--- START OF Task material ---

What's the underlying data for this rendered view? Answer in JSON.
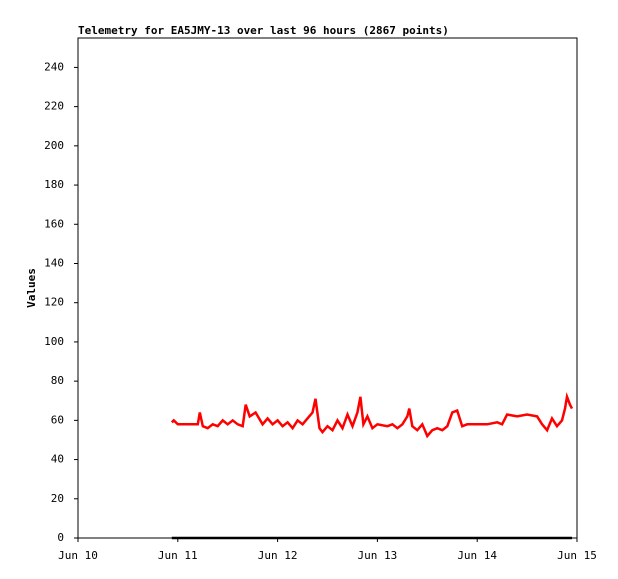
{
  "chart_data": {
    "type": "line",
    "title": "Telemetry for EA5JMY-13 over last 96 hours (2867 points)",
    "y_label": "Values",
    "xlim": [
      10,
      15
    ],
    "xticks": [
      {
        "value": 10,
        "label": "Jun 10"
      },
      {
        "value": 11,
        "label": "Jun 11"
      },
      {
        "value": 12,
        "label": "Jun 12"
      },
      {
        "value": 13,
        "label": "Jun 13"
      },
      {
        "value": 14,
        "label": "Jun 14"
      },
      {
        "value": 15,
        "label": "Jun 15"
      }
    ],
    "ylim": [
      0,
      255
    ],
    "yticks": [
      0,
      20,
      40,
      60,
      80,
      100,
      120,
      140,
      160,
      180,
      200,
      220,
      240
    ],
    "series": [
      {
        "color": "#ff0000",
        "x": [
          10.94,
          10.96,
          11.0,
          11.1,
          11.2,
          11.22,
          11.25,
          11.3,
          11.35,
          11.4,
          11.45,
          11.5,
          11.55,
          11.6,
          11.65,
          11.68,
          11.72,
          11.78,
          11.85,
          11.9,
          11.95,
          12.0,
          12.05,
          12.1,
          12.15,
          12.2,
          12.25,
          12.3,
          12.35,
          12.38,
          12.42,
          12.45,
          12.5,
          12.55,
          12.6,
          12.65,
          12.7,
          12.75,
          12.8,
          12.83,
          12.86,
          12.9,
          12.95,
          13.0,
          13.1,
          13.15,
          13.2,
          13.25,
          13.3,
          13.32,
          13.35,
          13.4,
          13.45,
          13.5,
          13.55,
          13.6,
          13.65,
          13.7,
          13.75,
          13.8,
          13.85,
          13.9,
          14.0,
          14.1,
          14.2,
          14.25,
          14.3,
          14.4,
          14.5,
          14.6,
          14.65,
          14.7,
          14.75,
          14.8,
          14.85,
          14.88,
          14.9,
          14.93,
          14.95
        ],
        "values": [
          59,
          60,
          58,
          58,
          58,
          64,
          57,
          56,
          58,
          57,
          60,
          58,
          60,
          58,
          57,
          68,
          62,
          64,
          58,
          61,
          58,
          60,
          57,
          59,
          56,
          60,
          58,
          61,
          64,
          71,
          56,
          54,
          57,
          55,
          60,
          56,
          63,
          57,
          64,
          72,
          58,
          62,
          56,
          58,
          57,
          58,
          56,
          58,
          62,
          66,
          57,
          55,
          58,
          52,
          55,
          56,
          55,
          57,
          64,
          65,
          57,
          58,
          58,
          58,
          59,
          58,
          63,
          62,
          63,
          62,
          58,
          55,
          61,
          57,
          60,
          66,
          72,
          68,
          66
        ]
      },
      {
        "color": "#000000",
        "x": [
          10.94,
          14.95
        ],
        "values": [
          0,
          0
        ]
      }
    ]
  }
}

--- END OF Task material ---

▸ Work required:
Restate the data above exactly, stripping out each image.

▸ Worked solution:
What's the underlying data for this rendered view? Answer in JSON.
{
  "chart_data": {
    "type": "line",
    "title": "Telemetry for EA5JMY-13 over last 96 hours (2867 points)",
    "y_label": "Values",
    "xlim": [
      10,
      15
    ],
    "xticks": [
      {
        "value": 10,
        "label": "Jun 10"
      },
      {
        "value": 11,
        "label": "Jun 11"
      },
      {
        "value": 12,
        "label": "Jun 12"
      },
      {
        "value": 13,
        "label": "Jun 13"
      },
      {
        "value": 14,
        "label": "Jun 14"
      },
      {
        "value": 15,
        "label": "Jun 15"
      }
    ],
    "ylim": [
      0,
      255
    ],
    "yticks": [
      0,
      20,
      40,
      60,
      80,
      100,
      120,
      140,
      160,
      180,
      200,
      220,
      240
    ],
    "series": [
      {
        "color": "#ff0000",
        "x": [
          10.94,
          10.96,
          11.0,
          11.1,
          11.2,
          11.22,
          11.25,
          11.3,
          11.35,
          11.4,
          11.45,
          11.5,
          11.55,
          11.6,
          11.65,
          11.68,
          11.72,
          11.78,
          11.85,
          11.9,
          11.95,
          12.0,
          12.05,
          12.1,
          12.15,
          12.2,
          12.25,
          12.3,
          12.35,
          12.38,
          12.42,
          12.45,
          12.5,
          12.55,
          12.6,
          12.65,
          12.7,
          12.75,
          12.8,
          12.83,
          12.86,
          12.9,
          12.95,
          13.0,
          13.1,
          13.15,
          13.2,
          13.25,
          13.3,
          13.32,
          13.35,
          13.4,
          13.45,
          13.5,
          13.55,
          13.6,
          13.65,
          13.7,
          13.75,
          13.8,
          13.85,
          13.9,
          14.0,
          14.1,
          14.2,
          14.25,
          14.3,
          14.4,
          14.5,
          14.6,
          14.65,
          14.7,
          14.75,
          14.8,
          14.85,
          14.88,
          14.9,
          14.93,
          14.95
        ],
        "values": [
          59,
          60,
          58,
          58,
          58,
          64,
          57,
          56,
          58,
          57,
          60,
          58,
          60,
          58,
          57,
          68,
          62,
          64,
          58,
          61,
          58,
          60,
          57,
          59,
          56,
          60,
          58,
          61,
          64,
          71,
          56,
          54,
          57,
          55,
          60,
          56,
          63,
          57,
          64,
          72,
          58,
          62,
          56,
          58,
          57,
          58,
          56,
          58,
          62,
          66,
          57,
          55,
          58,
          52,
          55,
          56,
          55,
          57,
          64,
          65,
          57,
          58,
          58,
          58,
          59,
          58,
          63,
          62,
          63,
          62,
          58,
          55,
          61,
          57,
          60,
          66,
          72,
          68,
          66
        ]
      },
      {
        "color": "#000000",
        "x": [
          10.94,
          14.95
        ],
        "values": [
          0,
          0
        ]
      }
    ]
  }
}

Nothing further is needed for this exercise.